The Facebookers weren't much upset by the very generous incentives, including 99-year land leases, that Prime Minister Nguyen Xuan Phuc and his Ministry of Planning and Investment propose to grant foreign investors who bring advanced technologies to the new zones. That is old news and only slightly controversial.
The thrust of popular anger, repeated in thousands of posts, was that the plan mortally threatens national security. It's argued that the great majority of the investors in these SEZs would be Chinese firms, and their privileged installation on three strategically important coastal sites would form a ready support base for invading forces from the north.
Many netizens speculated also that shady “real estate interests” would profit handsomely from such treachery.
Touching the third rail
Nothing upsets the Vietnamese public more than worry that their Communist leaders are cutting secret deals with China. To use an American metaphor, China is the third rail of the nation's public life, a subject so controversial that simply touching it can incinerate a political career.
On June 10, two days before the legislature was to vote, crowds of demonstrators turned out to protest in Hanoi, Ho Chi Minh City and elsewhere. In one city, Phan Thiet, they seized and trashed the offices of the local Communist Party committee.
In the event, the protesters had cause to celebrate, for on the eve of the demonstrations the prime minister pulled back the SEZ bill for further study. Phuc said he had been persuaded by “listening to enthusiastic and responsible contributions of members of parliament, scientists, economists, experts, voters and the people.”
● ● ● ●
§ **Set problem a**: In the listing, take the lines starting with the line with "key-number: 3 — [334, 739, 348, 766]" and going on through the line with "why-create-account-link[interactable]: Why do", and write them out again with "battery-icon" changed to "battery-indicator", leaving everything else as it is.

§ **Records shown**:
● ● ● ●
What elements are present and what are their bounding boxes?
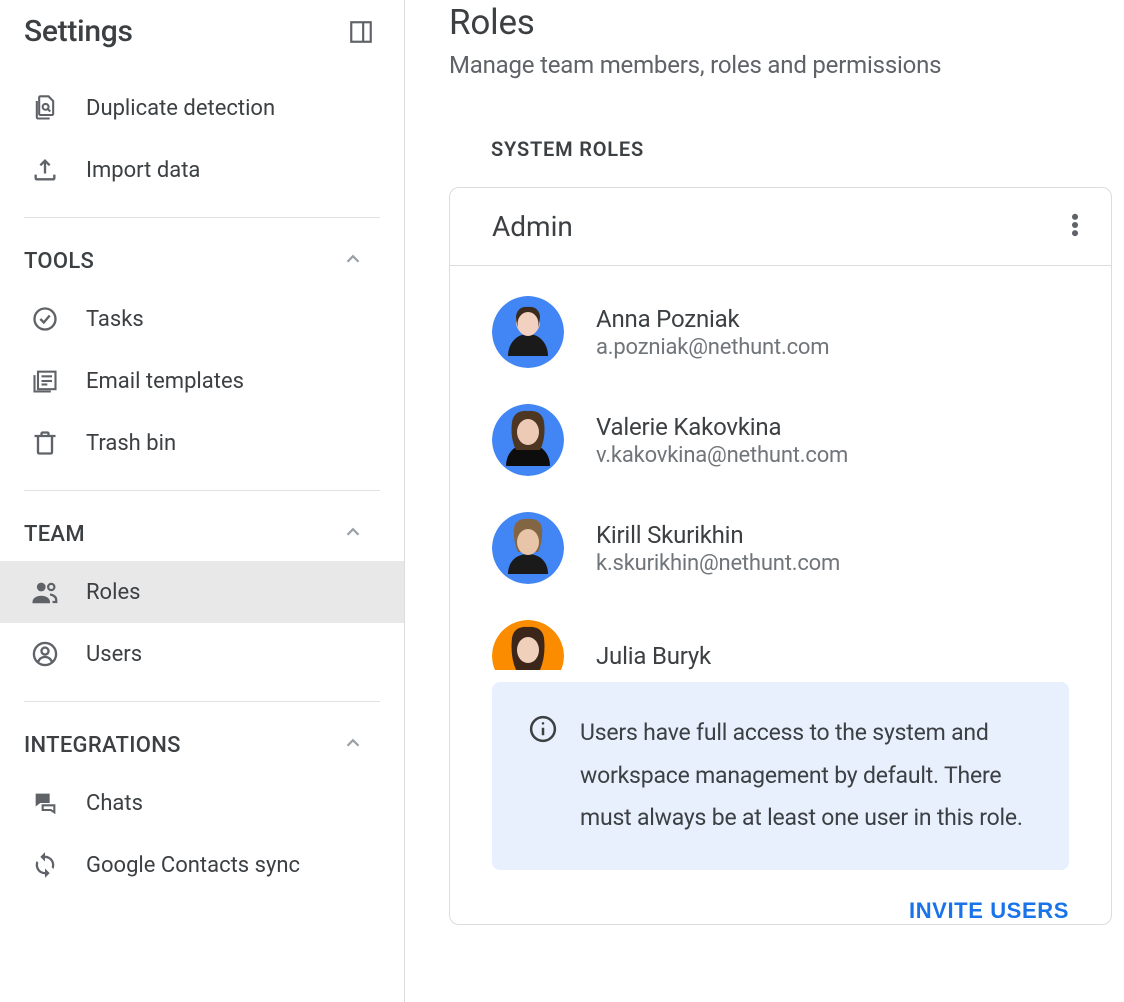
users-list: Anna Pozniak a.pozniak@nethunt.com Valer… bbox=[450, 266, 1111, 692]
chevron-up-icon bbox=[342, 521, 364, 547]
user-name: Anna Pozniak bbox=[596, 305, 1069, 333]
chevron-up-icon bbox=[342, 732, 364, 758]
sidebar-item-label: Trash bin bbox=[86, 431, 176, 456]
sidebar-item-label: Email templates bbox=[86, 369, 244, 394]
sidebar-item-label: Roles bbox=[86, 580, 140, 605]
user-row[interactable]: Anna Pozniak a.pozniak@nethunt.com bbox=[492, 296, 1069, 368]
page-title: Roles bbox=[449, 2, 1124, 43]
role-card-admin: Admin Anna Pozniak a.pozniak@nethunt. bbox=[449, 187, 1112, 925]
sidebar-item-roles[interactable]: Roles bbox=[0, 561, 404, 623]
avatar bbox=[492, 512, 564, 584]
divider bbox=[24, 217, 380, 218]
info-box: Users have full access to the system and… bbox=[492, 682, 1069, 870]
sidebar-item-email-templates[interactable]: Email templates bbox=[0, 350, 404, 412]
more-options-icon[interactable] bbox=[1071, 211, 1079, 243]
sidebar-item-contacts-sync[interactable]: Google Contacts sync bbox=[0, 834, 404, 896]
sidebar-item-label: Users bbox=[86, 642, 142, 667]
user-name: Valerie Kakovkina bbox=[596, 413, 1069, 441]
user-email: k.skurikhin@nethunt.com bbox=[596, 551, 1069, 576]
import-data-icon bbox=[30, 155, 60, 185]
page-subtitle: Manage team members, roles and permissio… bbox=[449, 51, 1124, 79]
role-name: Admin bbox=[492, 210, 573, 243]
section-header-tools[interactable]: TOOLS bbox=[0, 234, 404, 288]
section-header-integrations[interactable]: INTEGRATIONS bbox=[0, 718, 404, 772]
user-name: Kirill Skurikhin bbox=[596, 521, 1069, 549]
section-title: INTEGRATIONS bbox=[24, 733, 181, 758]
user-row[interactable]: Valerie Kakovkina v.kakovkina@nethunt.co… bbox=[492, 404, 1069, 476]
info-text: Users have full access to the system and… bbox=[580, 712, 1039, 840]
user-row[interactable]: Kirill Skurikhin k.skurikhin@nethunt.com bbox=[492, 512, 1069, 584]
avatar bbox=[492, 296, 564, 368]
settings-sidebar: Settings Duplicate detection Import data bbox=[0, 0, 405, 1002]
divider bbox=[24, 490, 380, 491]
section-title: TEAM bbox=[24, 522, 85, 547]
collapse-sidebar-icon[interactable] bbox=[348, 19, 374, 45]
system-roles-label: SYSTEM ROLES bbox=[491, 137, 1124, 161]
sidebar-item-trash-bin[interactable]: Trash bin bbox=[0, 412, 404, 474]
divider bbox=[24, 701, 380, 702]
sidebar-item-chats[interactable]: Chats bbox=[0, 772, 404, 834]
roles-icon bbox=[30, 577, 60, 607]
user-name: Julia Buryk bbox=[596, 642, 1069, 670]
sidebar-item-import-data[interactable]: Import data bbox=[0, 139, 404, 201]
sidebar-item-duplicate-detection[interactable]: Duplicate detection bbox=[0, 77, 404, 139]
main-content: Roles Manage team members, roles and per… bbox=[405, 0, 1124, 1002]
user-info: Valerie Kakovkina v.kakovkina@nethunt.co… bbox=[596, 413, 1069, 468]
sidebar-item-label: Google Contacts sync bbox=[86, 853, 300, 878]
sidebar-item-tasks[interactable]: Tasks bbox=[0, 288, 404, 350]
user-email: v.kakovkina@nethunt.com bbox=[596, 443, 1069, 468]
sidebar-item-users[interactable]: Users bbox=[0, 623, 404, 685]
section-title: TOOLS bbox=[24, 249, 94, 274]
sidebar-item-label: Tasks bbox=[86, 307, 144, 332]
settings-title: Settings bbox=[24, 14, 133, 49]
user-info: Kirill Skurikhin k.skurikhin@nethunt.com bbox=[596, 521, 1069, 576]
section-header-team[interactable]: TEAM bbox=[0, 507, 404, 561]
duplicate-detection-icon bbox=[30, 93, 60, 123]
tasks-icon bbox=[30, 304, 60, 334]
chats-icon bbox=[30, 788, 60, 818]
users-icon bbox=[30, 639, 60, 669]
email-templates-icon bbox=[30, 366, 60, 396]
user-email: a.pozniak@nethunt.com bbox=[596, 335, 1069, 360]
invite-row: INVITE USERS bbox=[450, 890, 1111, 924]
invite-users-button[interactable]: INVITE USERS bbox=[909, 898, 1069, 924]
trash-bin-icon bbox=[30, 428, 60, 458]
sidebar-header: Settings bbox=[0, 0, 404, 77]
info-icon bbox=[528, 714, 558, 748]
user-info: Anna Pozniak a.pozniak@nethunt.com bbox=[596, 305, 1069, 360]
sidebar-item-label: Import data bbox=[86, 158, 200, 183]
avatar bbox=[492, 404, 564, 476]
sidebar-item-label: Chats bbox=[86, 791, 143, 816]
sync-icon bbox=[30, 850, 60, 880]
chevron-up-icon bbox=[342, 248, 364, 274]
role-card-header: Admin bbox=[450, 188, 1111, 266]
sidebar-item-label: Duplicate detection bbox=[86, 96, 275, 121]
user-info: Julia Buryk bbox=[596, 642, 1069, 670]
● ● ● ●
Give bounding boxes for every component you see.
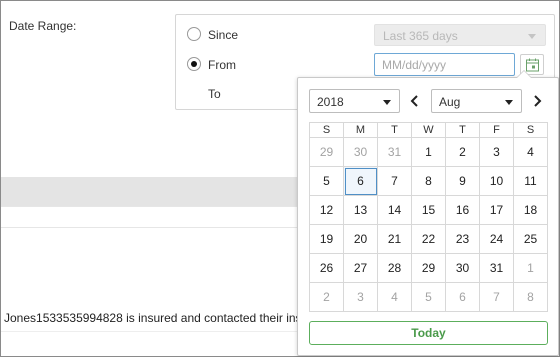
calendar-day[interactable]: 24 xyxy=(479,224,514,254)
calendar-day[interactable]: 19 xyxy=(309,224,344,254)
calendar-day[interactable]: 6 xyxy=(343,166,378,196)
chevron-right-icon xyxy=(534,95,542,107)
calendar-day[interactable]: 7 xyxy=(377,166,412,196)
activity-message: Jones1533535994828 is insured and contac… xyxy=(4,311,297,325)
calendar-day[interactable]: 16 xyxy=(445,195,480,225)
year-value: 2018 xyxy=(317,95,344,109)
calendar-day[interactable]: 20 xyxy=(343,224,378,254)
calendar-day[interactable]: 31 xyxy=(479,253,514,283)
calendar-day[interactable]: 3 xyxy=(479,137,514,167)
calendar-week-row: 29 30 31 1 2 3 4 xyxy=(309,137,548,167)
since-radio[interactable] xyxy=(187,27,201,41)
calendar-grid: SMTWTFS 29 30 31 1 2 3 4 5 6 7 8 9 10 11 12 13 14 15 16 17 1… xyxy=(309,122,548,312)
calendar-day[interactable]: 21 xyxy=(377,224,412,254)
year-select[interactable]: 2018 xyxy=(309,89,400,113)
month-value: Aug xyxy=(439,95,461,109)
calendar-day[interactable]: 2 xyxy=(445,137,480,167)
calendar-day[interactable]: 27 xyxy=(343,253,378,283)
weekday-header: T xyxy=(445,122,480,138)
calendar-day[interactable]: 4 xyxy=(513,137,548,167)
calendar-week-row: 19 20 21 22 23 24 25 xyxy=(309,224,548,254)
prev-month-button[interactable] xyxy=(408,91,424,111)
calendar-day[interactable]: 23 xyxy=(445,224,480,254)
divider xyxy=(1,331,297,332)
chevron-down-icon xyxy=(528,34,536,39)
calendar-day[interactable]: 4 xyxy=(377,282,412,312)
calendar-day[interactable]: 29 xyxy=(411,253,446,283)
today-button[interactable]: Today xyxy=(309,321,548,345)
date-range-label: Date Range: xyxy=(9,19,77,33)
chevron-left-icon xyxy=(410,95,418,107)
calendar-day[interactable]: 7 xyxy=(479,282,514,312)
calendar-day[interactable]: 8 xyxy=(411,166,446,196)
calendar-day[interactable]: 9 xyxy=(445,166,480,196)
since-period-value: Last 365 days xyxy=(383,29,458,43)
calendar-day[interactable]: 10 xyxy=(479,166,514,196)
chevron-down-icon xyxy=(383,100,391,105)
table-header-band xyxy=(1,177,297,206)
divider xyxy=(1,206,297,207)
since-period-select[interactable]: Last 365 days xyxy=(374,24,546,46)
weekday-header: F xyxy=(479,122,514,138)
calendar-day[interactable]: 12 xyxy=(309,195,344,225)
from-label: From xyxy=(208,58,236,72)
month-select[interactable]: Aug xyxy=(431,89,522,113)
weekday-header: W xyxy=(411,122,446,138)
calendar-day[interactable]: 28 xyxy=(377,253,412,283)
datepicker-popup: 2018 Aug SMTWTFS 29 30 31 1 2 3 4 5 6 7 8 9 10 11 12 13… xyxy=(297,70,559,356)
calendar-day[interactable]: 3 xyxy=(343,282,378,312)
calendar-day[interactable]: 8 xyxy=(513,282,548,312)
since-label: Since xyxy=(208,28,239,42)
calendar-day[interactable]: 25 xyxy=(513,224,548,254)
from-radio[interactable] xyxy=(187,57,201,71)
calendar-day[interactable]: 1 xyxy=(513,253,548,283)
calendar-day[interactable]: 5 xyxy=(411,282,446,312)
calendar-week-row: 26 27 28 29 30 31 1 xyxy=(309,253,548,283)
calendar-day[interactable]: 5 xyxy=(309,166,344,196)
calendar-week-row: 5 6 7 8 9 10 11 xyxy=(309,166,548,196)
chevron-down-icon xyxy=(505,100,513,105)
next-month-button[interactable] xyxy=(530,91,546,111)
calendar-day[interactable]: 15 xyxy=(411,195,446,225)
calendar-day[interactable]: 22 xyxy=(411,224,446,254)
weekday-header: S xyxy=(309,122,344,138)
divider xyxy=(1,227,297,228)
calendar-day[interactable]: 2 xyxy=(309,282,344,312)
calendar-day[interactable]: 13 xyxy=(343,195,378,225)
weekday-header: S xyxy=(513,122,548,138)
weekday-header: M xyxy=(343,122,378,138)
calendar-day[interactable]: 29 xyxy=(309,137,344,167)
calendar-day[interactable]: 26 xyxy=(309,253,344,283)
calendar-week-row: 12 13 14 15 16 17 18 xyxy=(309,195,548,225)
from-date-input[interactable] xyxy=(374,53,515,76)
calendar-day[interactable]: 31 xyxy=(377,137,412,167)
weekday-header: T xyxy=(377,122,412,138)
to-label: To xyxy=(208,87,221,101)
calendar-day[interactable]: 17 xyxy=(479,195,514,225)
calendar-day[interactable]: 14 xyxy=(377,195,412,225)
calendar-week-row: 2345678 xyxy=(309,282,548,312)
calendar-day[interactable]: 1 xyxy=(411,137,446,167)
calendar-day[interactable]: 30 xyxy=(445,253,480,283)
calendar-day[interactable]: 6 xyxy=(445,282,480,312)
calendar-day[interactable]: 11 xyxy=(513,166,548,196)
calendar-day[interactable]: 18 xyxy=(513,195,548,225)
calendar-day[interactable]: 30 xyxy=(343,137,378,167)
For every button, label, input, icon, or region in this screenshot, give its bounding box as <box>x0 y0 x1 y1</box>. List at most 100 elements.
● ● ● ●
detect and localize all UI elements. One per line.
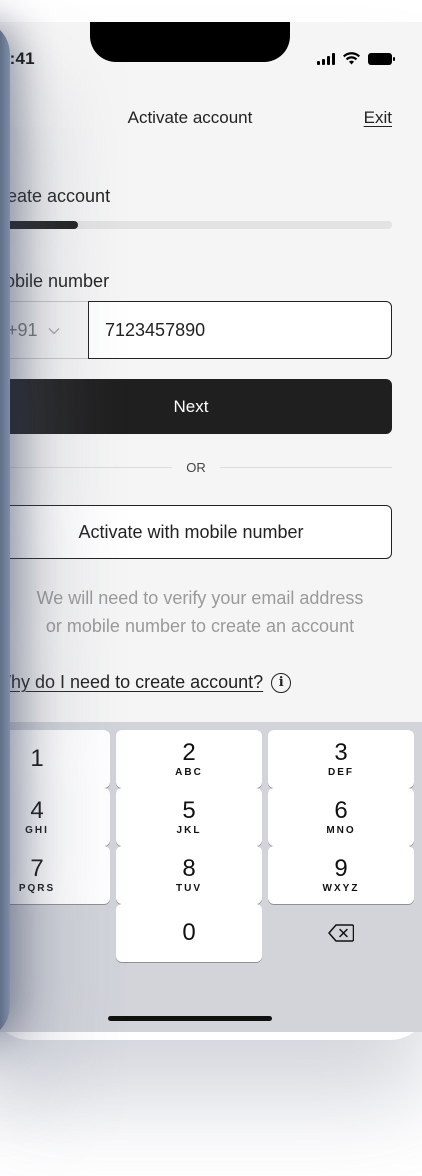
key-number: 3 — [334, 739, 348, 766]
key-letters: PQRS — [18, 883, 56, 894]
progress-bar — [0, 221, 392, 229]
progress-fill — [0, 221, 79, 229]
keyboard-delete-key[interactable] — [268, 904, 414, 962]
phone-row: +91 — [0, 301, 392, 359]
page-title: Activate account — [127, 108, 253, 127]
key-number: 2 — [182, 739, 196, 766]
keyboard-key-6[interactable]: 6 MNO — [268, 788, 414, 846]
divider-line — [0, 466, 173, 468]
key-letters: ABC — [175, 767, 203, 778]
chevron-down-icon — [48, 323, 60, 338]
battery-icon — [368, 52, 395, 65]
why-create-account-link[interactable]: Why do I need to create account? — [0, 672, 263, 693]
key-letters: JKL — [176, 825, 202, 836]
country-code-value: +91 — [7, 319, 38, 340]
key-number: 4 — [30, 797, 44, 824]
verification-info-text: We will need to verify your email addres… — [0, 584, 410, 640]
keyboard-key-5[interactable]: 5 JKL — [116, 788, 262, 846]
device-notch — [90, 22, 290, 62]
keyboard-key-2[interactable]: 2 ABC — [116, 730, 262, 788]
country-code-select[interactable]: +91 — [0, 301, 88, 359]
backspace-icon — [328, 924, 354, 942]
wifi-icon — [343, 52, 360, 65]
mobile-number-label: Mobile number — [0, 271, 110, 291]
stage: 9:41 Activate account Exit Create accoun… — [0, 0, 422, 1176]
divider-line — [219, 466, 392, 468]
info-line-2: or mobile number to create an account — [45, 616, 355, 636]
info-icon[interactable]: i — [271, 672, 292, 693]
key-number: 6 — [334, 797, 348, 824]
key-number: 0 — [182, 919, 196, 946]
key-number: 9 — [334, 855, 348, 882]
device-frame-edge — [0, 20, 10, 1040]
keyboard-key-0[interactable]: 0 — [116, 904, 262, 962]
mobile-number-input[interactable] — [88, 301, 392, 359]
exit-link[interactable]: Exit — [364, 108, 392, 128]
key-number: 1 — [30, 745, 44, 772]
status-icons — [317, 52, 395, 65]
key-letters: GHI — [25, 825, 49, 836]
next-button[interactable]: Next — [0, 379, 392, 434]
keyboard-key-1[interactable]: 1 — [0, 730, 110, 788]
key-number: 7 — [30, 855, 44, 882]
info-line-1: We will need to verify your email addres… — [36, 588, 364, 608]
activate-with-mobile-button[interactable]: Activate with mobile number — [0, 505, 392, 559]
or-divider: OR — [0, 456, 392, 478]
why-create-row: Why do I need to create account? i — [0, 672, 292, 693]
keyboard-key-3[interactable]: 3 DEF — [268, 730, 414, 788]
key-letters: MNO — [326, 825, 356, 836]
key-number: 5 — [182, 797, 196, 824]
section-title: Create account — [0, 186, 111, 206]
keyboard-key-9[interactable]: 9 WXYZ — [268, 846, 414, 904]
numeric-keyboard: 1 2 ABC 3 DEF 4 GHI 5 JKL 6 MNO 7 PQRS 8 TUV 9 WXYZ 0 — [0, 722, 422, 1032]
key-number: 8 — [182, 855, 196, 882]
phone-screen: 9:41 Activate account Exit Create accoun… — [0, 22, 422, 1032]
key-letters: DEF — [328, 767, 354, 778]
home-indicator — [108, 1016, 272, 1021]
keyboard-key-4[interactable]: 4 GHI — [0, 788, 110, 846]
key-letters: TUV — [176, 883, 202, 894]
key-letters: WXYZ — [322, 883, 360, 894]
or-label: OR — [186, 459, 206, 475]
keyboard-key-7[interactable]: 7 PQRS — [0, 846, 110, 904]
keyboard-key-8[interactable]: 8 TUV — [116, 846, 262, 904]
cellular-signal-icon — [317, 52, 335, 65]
● ● ● ●
§ **Set problem b**:
Answer these questions from the passage on Vietnam's special economic zones:
(i) How long are the land leases proposed for foreign investors?
(ii) In which city did demonstrators seize and trash the offices of the local Communist Party committee?
(iii) On what date did crowds turn out to protest?

§ **Correct response a**:
key-number: 3 — [334, 739, 348, 766]
key-letters: PQRS — [18, 883, 56, 894]
progress-bar — [0, 221, 392, 229]
progress-fill — [0, 221, 79, 229]
keyboard-delete-key[interactable] — [268, 904, 414, 962]
phone-row: +91 — [0, 301, 392, 359]
page-title: Activate account — [127, 108, 253, 127]
key-number: 2 — [182, 739, 196, 766]
keyboard-key-6[interactable]: 6 MNO — [268, 788, 414, 846]
divider-line — [0, 466, 173, 468]
key-letters: ABC — [175, 767, 203, 778]
chevron-down-icon — [48, 323, 60, 338]
battery-indicator — [368, 52, 395, 65]
why-create-account-link[interactable]: Why do I need to create account? — [0, 672, 263, 693]

§ **Correct response b**:
(i) 99 years
(ii) Phan Thiet
(iii) June 10